SELECTED EXTRACT:
--------------------------------
Why Did States and Empires Develop?
Explaining why states and empires developed when and where they did has been a goal of archaeologists and historians for decades. While we have a range of answers, there is no scholarly consensus on a single explanation for these transformations.
One consistent theme has been the importance of great leaders, an explanation favored by the ancients themselves. Thus Narmer is represented as having unified Upper and Lower Egypt to form the first Egyptian state in about 3100 BCE, Sargon of Akkad is seen to have formed the Akkadian empire by 2300, and David unified the people of Israel in about 1000. While leadership certainly played a significant role in these major changes, there were also undoubtedly great individual leaders who found themselves in circumstances that prevented them from making such momentous changes. What were the conditions or circumstances that allowed (or prevented) the rise of states and empires?
It is striking that the first states arose in areas with fertile soil and agricultural potential, like the Nile Valley or the Mesopotamian plain, but without other natural resources. Mountainous areas that were rich in stone, metals, and timber did not form a home for the earliest states and empires, although the Hittite empire of the central Anatolian plateau and the Persian empire of the Zagros Mountains developed later. Thus, geography and natural resources place some limits on the course of historical development.
--------------------------------
SOURCE DATA:

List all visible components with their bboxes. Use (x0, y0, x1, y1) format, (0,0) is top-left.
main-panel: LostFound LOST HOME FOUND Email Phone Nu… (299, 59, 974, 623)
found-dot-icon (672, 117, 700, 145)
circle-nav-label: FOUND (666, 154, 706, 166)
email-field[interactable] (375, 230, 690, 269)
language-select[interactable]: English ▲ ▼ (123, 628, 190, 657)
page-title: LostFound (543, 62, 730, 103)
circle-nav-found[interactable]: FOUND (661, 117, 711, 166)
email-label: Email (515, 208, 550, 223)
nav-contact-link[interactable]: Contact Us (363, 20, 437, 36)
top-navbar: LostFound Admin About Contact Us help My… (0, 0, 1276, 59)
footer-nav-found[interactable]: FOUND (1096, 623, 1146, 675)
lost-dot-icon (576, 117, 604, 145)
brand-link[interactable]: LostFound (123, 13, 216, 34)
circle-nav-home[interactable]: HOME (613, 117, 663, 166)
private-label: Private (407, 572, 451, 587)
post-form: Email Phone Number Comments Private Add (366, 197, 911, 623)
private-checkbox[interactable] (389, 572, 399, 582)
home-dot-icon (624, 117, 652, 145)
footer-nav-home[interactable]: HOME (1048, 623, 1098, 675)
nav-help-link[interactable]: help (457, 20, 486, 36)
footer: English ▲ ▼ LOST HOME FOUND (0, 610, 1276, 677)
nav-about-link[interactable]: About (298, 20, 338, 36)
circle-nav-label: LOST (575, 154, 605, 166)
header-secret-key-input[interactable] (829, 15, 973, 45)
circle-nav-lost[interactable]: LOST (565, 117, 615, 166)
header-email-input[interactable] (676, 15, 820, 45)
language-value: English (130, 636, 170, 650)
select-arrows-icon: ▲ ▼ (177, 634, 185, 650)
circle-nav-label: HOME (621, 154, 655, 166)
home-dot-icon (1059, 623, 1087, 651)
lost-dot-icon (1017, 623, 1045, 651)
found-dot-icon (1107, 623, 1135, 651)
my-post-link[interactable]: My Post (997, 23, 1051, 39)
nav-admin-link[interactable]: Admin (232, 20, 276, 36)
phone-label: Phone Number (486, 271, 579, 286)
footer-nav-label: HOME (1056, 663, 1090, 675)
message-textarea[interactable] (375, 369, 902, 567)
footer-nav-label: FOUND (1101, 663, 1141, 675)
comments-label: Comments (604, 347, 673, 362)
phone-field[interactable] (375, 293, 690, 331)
--------------------------------
WORK INSTRUCTION:
Please list every leader named in the text on the rise of states and empires, giving the achievement it credits to each.

OUTPUT OF THE TASK:
- Narmer: unified Upper and Lower Egypt to form the first Egyptian state in about 3100 BCE
- Sargon of Akkad: formed the Akkadian empire by 2300
- David: unified the people of Israel in about 1000